#### The request:
Write every record out again exactly as given.

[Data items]
┏━━
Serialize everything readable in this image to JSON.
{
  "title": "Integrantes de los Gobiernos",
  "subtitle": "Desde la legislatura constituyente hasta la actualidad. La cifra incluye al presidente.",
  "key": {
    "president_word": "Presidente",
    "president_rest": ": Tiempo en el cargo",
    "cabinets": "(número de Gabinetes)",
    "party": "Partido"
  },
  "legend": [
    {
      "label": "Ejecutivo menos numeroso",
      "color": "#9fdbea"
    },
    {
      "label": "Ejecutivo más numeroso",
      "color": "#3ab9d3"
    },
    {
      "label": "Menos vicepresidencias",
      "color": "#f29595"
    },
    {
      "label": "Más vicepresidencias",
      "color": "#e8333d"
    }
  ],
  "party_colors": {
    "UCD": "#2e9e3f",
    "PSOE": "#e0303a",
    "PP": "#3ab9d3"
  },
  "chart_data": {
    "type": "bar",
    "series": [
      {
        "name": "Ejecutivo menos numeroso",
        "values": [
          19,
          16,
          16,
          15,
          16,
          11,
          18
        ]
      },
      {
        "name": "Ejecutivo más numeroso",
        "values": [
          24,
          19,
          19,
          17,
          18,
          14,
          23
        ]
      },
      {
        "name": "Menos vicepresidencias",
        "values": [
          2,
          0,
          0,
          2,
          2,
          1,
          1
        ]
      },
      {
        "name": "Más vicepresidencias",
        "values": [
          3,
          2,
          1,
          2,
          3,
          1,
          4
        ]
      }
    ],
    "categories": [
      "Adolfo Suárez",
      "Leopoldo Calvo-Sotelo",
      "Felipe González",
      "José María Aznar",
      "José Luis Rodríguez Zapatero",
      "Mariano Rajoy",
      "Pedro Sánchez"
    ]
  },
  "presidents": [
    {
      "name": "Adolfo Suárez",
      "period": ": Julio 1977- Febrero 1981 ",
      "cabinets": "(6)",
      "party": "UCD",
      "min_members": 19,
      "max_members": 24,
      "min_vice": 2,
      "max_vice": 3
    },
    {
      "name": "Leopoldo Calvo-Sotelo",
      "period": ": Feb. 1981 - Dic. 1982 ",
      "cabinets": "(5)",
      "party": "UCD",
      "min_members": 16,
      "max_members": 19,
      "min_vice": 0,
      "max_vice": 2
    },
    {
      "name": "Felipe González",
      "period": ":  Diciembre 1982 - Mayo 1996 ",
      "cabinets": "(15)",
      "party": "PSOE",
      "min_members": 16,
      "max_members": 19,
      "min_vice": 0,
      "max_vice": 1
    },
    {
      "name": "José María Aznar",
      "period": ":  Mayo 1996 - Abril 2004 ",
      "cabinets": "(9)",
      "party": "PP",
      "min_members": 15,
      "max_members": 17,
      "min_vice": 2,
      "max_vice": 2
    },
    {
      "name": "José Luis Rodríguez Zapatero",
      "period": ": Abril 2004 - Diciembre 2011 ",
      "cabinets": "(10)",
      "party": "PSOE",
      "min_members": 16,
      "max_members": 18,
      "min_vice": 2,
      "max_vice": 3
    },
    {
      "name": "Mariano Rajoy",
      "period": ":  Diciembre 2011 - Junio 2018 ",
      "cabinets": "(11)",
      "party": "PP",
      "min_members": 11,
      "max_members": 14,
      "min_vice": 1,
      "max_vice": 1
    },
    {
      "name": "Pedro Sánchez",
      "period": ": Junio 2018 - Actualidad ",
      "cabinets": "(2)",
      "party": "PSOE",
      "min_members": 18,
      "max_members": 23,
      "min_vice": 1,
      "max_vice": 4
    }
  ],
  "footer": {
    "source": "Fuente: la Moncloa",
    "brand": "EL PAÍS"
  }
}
┗━━
#### The result:
Serialize everything readable in this image to JSON.
{
  "title": "Integrantes de los Gobiernos",
  "subtitle": "Desde la legislatura constituyente hasta la actualidad. La cifra incluye al presidente.",
  "key": {
    "president_word": "Presidente",
    "president_rest": ": Tiempo en el cargo",
    "cabinets": "(número de Gabinetes)",
    "party": "Partido"
  },
  "legend": [
    {
      "label": "Ejecutivo menos numeroso",
      "color": "#9fdbea"
    },
    {
      "label": "Ejecutivo más numeroso",
      "color": "#3ab9d3"
    },
    {
      "label": "Menos vicepresidencias",
      "color": "#f29595"
    },
    {
      "label": "Más vicepresidencias",
      "color": "#e8333d"
    }
  ],
  "party_colors": {
    "UCD": "#2e9e3f",
    "PSOE": "#e0303a",
    "PP": "#3ab9d3"
  },
  "chart_data": {
    "type": "bar",
    "series": [
      {
        "name": "Ejecutivo menos numeroso",
        "values": [
          19,
          16,
          16,
          15,
          16,
          11,
          18
        ]
      },
      {
        "name": "Ejecutivo más numeroso",
        "values": [
          24,
          19,
          19,
          17,
          18,
          14,
          23
        ]
      },
      {
        "name": "Menos vicepresidencias",
        "values": [
          2,
          0,
          0,
          2,
          2,
          1,
          1
        ]
      },
      {
        "name": "Más vicepresidencias",
        "values": [
          3,
          2,
          1,
          2,
          3,
          1,
          4
        ]
      }
    ],
    "categories": [
      "Adolfo Suárez",
      "Leopoldo Calvo-Sotelo",
      "Felipe González",
      "José María Aznar",
      "José Luis Rodríguez Zapatero",
      "Mariano Rajoy",
      "Pedro Sánchez"
    ]
  },
  "presidents": [
    {
      "name": "Adolfo Suárez",
      "period": ": Julio 1977- Febrero 1981 ",
      "cabinets": "(6)",
      "party": "UCD",
      "min_members": 19,
      "max_members": 24,
      "min_vice": 2,
      "max_vice": 3
    },
    {
      "name": "Leopoldo Calvo-Sotelo",
      "period": ": Feb. 1981 - Dic. 1982 ",
      "cabinets": "(5)",
      "party": "UCD",
      "min_members": 16,
      "max_members": 19,
      "min_vice": 0,
      "max_vice": 2
    },
    {
      "name": "Felipe González",
      "period": ":  Diciembre 1982 - Mayo 1996 ",
      "cabinets": "(15)",
      "party": "PSOE",
      "min_members": 16,
      "max_members": 19,
      "min_vice": 0,
      "max_vice": 1
    },
    {
      "name": "José María Aznar",
      "period": ":  Mayo 1996 - Abril 2004 ",
      "cabinets": "(9)",
      "party": "PP",
      "min_members": 15,
      "max_members": 17,
      "min_vice": 2,
      "max_vice": 2
    },
    {
      "name": "José Luis Rodríguez Zapatero",
      "period": ": Abril 2004 - Diciembre 2011 ",
      "cabinets": "(10)",
      "party": "PSOE",
      "min_members": 16,
      "max_members": 18,
      "min_vice": 2,
      "max_vice": 3
    },
    {
      "name": "Mariano Rajoy",
      "period": ":  Diciembre 2011 - Junio 2018 ",
      "cabinets": "(11)",
      "party": "PP",
      "min_members": 11,
      "max_members": 14,
      "min_vice": 1,
      "max_vice": 1
    },
    {
      "name": "Pedro Sánchez",
      "period": ": Junio 2018 - Actualidad ",
      "cabinets": "(2)",
      "party": "PSOE",
      "min_members": 18,
      "max_members": 23,
      "min_vice": 1,
      "max_vice": 4
    }
  ],
  "footer": {
    "source": "Fuente: la Moncloa",
    "brand": "EL PAÍS"
  }
}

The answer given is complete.